--- start of MATERIAL PROVIDED ---

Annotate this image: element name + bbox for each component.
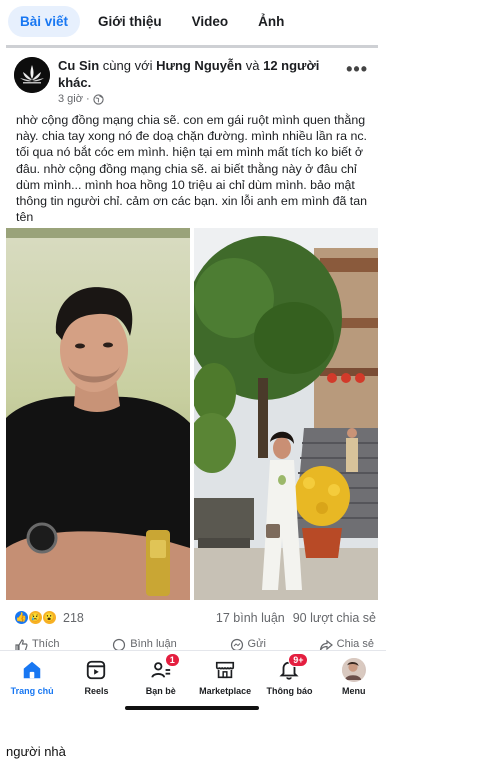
author-avatar[interactable]	[14, 57, 50, 93]
post-meta: 3 giờ ·	[58, 93, 104, 105]
reels-icon	[87, 660, 106, 680]
nav-marketplace-label: Marketplace	[199, 686, 252, 696]
menu-avatar	[341, 658, 366, 682]
nav-friends-label: Bạn bè	[145, 686, 176, 696]
reaction-count: 218	[63, 610, 84, 625]
nav-menu[interactable]: Menu	[323, 657, 385, 696]
section-divider	[6, 45, 378, 48]
comment-count[interactable]: 17 bình luận	[216, 611, 285, 625]
nav-home[interactable]: Trang chủ	[1, 657, 63, 696]
share-count[interactable]: 90 lượt chia sẻ	[293, 611, 376, 625]
notifications-badge: 9+	[288, 653, 309, 667]
bottom-navigation: Trang chủ Reels 1 Bạn bè Marketplace 9+	[0, 650, 386, 700]
reaction-summary[interactable]: 👍 😢 😮 218	[14, 610, 84, 625]
nav-home-label: Trang chủ	[10, 686, 54, 696]
tagged-friend[interactable]: Hưng Nguyễn	[156, 58, 242, 73]
profile-tabs: Bài viết Giới thiệu Video Ảnh	[8, 4, 378, 38]
caption-text: người nhà	[6, 744, 66, 759]
with-text: cùng với	[102, 58, 153, 73]
and-text: và	[245, 58, 260, 73]
tab-video[interactable]: Video	[180, 6, 241, 37]
post-photo-woman[interactable]	[194, 228, 378, 600]
post-time[interactable]: 3 giờ	[58, 93, 83, 105]
nav-reels-label: Reels	[84, 686, 109, 696]
sad-reaction-icon: 😢	[28, 610, 43, 625]
author-name[interactable]: Cu Sin	[58, 58, 99, 73]
nav-notifications-label: Thông báo	[266, 686, 313, 696]
share-label: Chia sẻ	[336, 638, 374, 650]
more-options-icon[interactable]: •••	[346, 59, 368, 80]
facebook-app-screen: Bài viết Giới thiệu Video Ảnh Cu Sin cùn…	[0, 0, 386, 720]
nav-marketplace[interactable]: Marketplace	[194, 657, 256, 696]
globe-icon	[92, 93, 104, 105]
nav-notifications[interactable]: 9+ Thông báo	[258, 653, 320, 696]
home-icon	[23, 661, 41, 679]
post-photo-man[interactable]	[6, 228, 190, 600]
like-label: Thích	[32, 638, 60, 650]
marketplace-icon	[216, 661, 235, 679]
tab-about[interactable]: Giới thiệu	[86, 6, 174, 37]
nav-friends[interactable]: 1 Bạn bè	[130, 653, 192, 696]
wow-reaction-icon: 😮	[42, 610, 57, 625]
home-indicator	[125, 706, 259, 710]
author-line: Cu Sin cùng với Hưng Nguyễn và 12 người …	[58, 57, 328, 91]
tab-posts[interactable]: Bài viết	[8, 5, 81, 37]
comment-label: Bình luận	[130, 638, 177, 650]
nav-reels[interactable]: Reels	[65, 657, 127, 696]
nav-menu-label: Menu	[342, 686, 366, 696]
post-body: nhờ cộng đồng mạng chia sẽ. con em gái r…	[16, 113, 368, 225]
post-stats: 17 bình luận 90 lượt chia sẻ	[216, 611, 376, 625]
tab-photos[interactable]: Ảnh	[246, 6, 296, 37]
meta-dot: ·	[85, 93, 90, 105]
send-label: Gửi	[247, 638, 266, 650]
post-header: Cu Sin cùng với Hưng Nguyễn và 12 người …	[14, 57, 378, 107]
friends-badge: 1	[164, 653, 180, 667]
like-reaction-icon: 👍	[14, 610, 29, 625]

--- end of MATERIAL PROVIDED ---

TASK INSTRUCTIONS: Rewrite the stretch of the listing from the line containing "57, 50, 93]" through the line containing "comment-count[interactable]: 17 bình", with "section-divider" changed to "header-divider" and nothing else altered.

EXPECTED OUTPUT:
author-avatar[interactable]	[14, 57, 50, 93]
post-meta: 3 giờ ·	[58, 93, 104, 105]
reels-icon	[87, 660, 106, 680]
nav-marketplace-label: Marketplace	[199, 686, 252, 696]
menu-avatar	[341, 658, 366, 682]
nav-friends-label: Bạn bè	[145, 686, 176, 696]
reaction-count: 218	[63, 610, 84, 625]
nav-menu[interactable]: Menu	[323, 657, 385, 696]
header-divider	[6, 45, 378, 48]
comment-count[interactable]: 17 bình luận	[216, 611, 285, 625]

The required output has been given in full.